[EXERCISE INPUT start]

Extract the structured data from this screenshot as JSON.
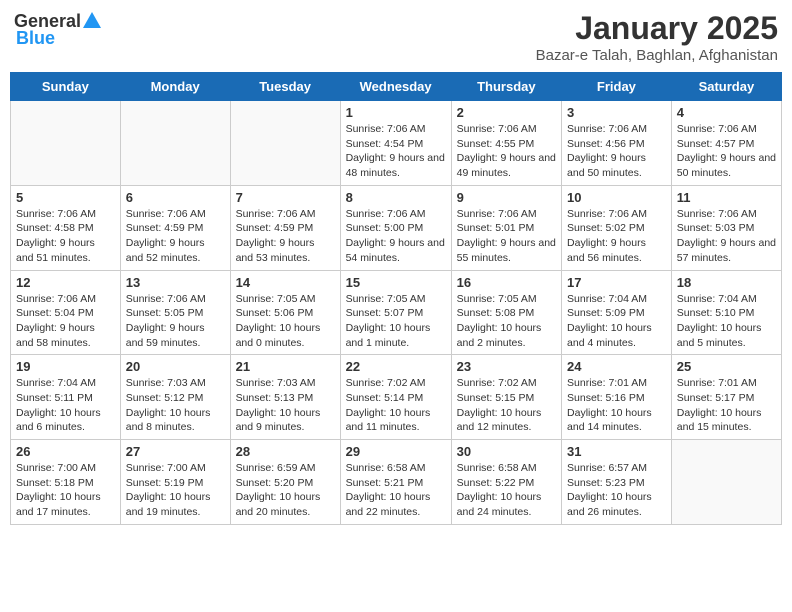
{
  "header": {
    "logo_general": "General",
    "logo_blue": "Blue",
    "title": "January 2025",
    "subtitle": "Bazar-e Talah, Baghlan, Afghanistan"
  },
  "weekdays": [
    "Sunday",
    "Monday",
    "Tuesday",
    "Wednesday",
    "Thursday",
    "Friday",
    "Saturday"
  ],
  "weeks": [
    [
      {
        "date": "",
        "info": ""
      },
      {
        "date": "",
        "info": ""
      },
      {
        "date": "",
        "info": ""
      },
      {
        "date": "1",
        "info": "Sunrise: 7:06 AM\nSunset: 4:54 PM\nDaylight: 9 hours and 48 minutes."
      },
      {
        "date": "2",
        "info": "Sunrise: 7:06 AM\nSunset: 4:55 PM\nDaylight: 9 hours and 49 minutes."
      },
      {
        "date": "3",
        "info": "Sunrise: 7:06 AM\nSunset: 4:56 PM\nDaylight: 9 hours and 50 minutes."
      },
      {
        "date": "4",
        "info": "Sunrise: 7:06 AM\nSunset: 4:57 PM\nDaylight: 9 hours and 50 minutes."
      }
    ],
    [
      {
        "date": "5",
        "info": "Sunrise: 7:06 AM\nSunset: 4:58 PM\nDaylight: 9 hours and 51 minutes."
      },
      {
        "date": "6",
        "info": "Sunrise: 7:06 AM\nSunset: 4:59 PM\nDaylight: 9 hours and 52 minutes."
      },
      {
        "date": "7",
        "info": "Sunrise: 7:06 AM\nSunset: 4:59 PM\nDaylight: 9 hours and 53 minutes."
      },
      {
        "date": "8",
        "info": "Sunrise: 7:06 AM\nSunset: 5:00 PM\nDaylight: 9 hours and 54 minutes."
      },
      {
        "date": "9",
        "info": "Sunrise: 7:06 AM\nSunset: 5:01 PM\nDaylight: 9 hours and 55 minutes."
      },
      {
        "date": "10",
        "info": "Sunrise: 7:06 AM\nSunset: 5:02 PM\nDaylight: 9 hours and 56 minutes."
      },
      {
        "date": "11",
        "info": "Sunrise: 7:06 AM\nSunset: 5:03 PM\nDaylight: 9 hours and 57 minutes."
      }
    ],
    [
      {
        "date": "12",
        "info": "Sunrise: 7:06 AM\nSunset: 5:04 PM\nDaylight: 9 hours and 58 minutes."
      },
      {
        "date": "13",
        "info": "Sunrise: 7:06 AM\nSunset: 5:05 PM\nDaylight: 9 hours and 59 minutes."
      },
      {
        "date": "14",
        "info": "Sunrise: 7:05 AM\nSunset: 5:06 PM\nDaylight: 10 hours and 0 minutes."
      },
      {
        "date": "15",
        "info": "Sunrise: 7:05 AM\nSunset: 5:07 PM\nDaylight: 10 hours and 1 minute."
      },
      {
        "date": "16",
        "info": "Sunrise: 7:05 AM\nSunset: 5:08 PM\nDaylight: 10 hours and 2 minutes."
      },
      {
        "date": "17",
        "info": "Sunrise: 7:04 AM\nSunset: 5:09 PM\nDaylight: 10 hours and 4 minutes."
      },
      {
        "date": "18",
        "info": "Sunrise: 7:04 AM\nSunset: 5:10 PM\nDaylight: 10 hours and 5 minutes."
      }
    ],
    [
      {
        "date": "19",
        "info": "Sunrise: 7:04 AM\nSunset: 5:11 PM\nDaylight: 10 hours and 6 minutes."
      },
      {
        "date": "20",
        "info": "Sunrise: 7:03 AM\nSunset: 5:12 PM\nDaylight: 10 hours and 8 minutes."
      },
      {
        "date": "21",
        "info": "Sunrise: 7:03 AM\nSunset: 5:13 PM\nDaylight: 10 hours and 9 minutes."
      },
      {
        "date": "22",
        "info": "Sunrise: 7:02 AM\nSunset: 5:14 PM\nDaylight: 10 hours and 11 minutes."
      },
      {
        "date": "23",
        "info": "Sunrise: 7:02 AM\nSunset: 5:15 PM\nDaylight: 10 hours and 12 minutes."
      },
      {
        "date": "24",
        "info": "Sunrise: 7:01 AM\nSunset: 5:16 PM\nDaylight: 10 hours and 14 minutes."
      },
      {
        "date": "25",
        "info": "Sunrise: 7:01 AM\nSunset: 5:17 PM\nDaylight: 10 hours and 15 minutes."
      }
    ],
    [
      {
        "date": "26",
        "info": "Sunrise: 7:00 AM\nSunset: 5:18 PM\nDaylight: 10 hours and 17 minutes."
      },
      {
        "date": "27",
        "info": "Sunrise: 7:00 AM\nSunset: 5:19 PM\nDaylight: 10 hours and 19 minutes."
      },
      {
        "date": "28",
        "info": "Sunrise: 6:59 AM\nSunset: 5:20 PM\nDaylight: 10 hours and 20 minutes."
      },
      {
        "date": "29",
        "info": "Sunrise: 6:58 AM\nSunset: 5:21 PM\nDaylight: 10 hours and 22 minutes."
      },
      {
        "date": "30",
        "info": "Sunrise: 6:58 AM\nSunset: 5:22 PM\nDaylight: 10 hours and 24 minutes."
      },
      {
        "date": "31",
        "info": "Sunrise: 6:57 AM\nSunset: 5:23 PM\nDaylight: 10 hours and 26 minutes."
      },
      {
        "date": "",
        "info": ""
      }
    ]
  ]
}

[EXERCISE INPUT end]

| AIM |
Write the entries above out in full, exactly, with no images.

| REPLY TO THE EXERCISE |
Extract the structured data from this screenshot as JSON.
{
  "header": {
    "logo_general": "General",
    "logo_blue": "Blue",
    "title": "January 2025",
    "subtitle": "Bazar-e Talah, Baghlan, Afghanistan"
  },
  "weekdays": [
    "Sunday",
    "Monday",
    "Tuesday",
    "Wednesday",
    "Thursday",
    "Friday",
    "Saturday"
  ],
  "weeks": [
    [
      {
        "date": "",
        "info": ""
      },
      {
        "date": "",
        "info": ""
      },
      {
        "date": "",
        "info": ""
      },
      {
        "date": "1",
        "info": "Sunrise: 7:06 AM\nSunset: 4:54 PM\nDaylight: 9 hours and 48 minutes."
      },
      {
        "date": "2",
        "info": "Sunrise: 7:06 AM\nSunset: 4:55 PM\nDaylight: 9 hours and 49 minutes."
      },
      {
        "date": "3",
        "info": "Sunrise: 7:06 AM\nSunset: 4:56 PM\nDaylight: 9 hours and 50 minutes."
      },
      {
        "date": "4",
        "info": "Sunrise: 7:06 AM\nSunset: 4:57 PM\nDaylight: 9 hours and 50 minutes."
      }
    ],
    [
      {
        "date": "5",
        "info": "Sunrise: 7:06 AM\nSunset: 4:58 PM\nDaylight: 9 hours and 51 minutes."
      },
      {
        "date": "6",
        "info": "Sunrise: 7:06 AM\nSunset: 4:59 PM\nDaylight: 9 hours and 52 minutes."
      },
      {
        "date": "7",
        "info": "Sunrise: 7:06 AM\nSunset: 4:59 PM\nDaylight: 9 hours and 53 minutes."
      },
      {
        "date": "8",
        "info": "Sunrise: 7:06 AM\nSunset: 5:00 PM\nDaylight: 9 hours and 54 minutes."
      },
      {
        "date": "9",
        "info": "Sunrise: 7:06 AM\nSunset: 5:01 PM\nDaylight: 9 hours and 55 minutes."
      },
      {
        "date": "10",
        "info": "Sunrise: 7:06 AM\nSunset: 5:02 PM\nDaylight: 9 hours and 56 minutes."
      },
      {
        "date": "11",
        "info": "Sunrise: 7:06 AM\nSunset: 5:03 PM\nDaylight: 9 hours and 57 minutes."
      }
    ],
    [
      {
        "date": "12",
        "info": "Sunrise: 7:06 AM\nSunset: 5:04 PM\nDaylight: 9 hours and 58 minutes."
      },
      {
        "date": "13",
        "info": "Sunrise: 7:06 AM\nSunset: 5:05 PM\nDaylight: 9 hours and 59 minutes."
      },
      {
        "date": "14",
        "info": "Sunrise: 7:05 AM\nSunset: 5:06 PM\nDaylight: 10 hours and 0 minutes."
      },
      {
        "date": "15",
        "info": "Sunrise: 7:05 AM\nSunset: 5:07 PM\nDaylight: 10 hours and 1 minute."
      },
      {
        "date": "16",
        "info": "Sunrise: 7:05 AM\nSunset: 5:08 PM\nDaylight: 10 hours and 2 minutes."
      },
      {
        "date": "17",
        "info": "Sunrise: 7:04 AM\nSunset: 5:09 PM\nDaylight: 10 hours and 4 minutes."
      },
      {
        "date": "18",
        "info": "Sunrise: 7:04 AM\nSunset: 5:10 PM\nDaylight: 10 hours and 5 minutes."
      }
    ],
    [
      {
        "date": "19",
        "info": "Sunrise: 7:04 AM\nSunset: 5:11 PM\nDaylight: 10 hours and 6 minutes."
      },
      {
        "date": "20",
        "info": "Sunrise: 7:03 AM\nSunset: 5:12 PM\nDaylight: 10 hours and 8 minutes."
      },
      {
        "date": "21",
        "info": "Sunrise: 7:03 AM\nSunset: 5:13 PM\nDaylight: 10 hours and 9 minutes."
      },
      {
        "date": "22",
        "info": "Sunrise: 7:02 AM\nSunset: 5:14 PM\nDaylight: 10 hours and 11 minutes."
      },
      {
        "date": "23",
        "info": "Sunrise: 7:02 AM\nSunset: 5:15 PM\nDaylight: 10 hours and 12 minutes."
      },
      {
        "date": "24",
        "info": "Sunrise: 7:01 AM\nSunset: 5:16 PM\nDaylight: 10 hours and 14 minutes."
      },
      {
        "date": "25",
        "info": "Sunrise: 7:01 AM\nSunset: 5:17 PM\nDaylight: 10 hours and 15 minutes."
      }
    ],
    [
      {
        "date": "26",
        "info": "Sunrise: 7:00 AM\nSunset: 5:18 PM\nDaylight: 10 hours and 17 minutes."
      },
      {
        "date": "27",
        "info": "Sunrise: 7:00 AM\nSunset: 5:19 PM\nDaylight: 10 hours and 19 minutes."
      },
      {
        "date": "28",
        "info": "Sunrise: 6:59 AM\nSunset: 5:20 PM\nDaylight: 10 hours and 20 minutes."
      },
      {
        "date": "29",
        "info": "Sunrise: 6:58 AM\nSunset: 5:21 PM\nDaylight: 10 hours and 22 minutes."
      },
      {
        "date": "30",
        "info": "Sunrise: 6:58 AM\nSunset: 5:22 PM\nDaylight: 10 hours and 24 minutes."
      },
      {
        "date": "31",
        "info": "Sunrise: 6:57 AM\nSunset: 5:23 PM\nDaylight: 10 hours and 26 minutes."
      },
      {
        "date": "",
        "info": ""
      }
    ]
  ]
}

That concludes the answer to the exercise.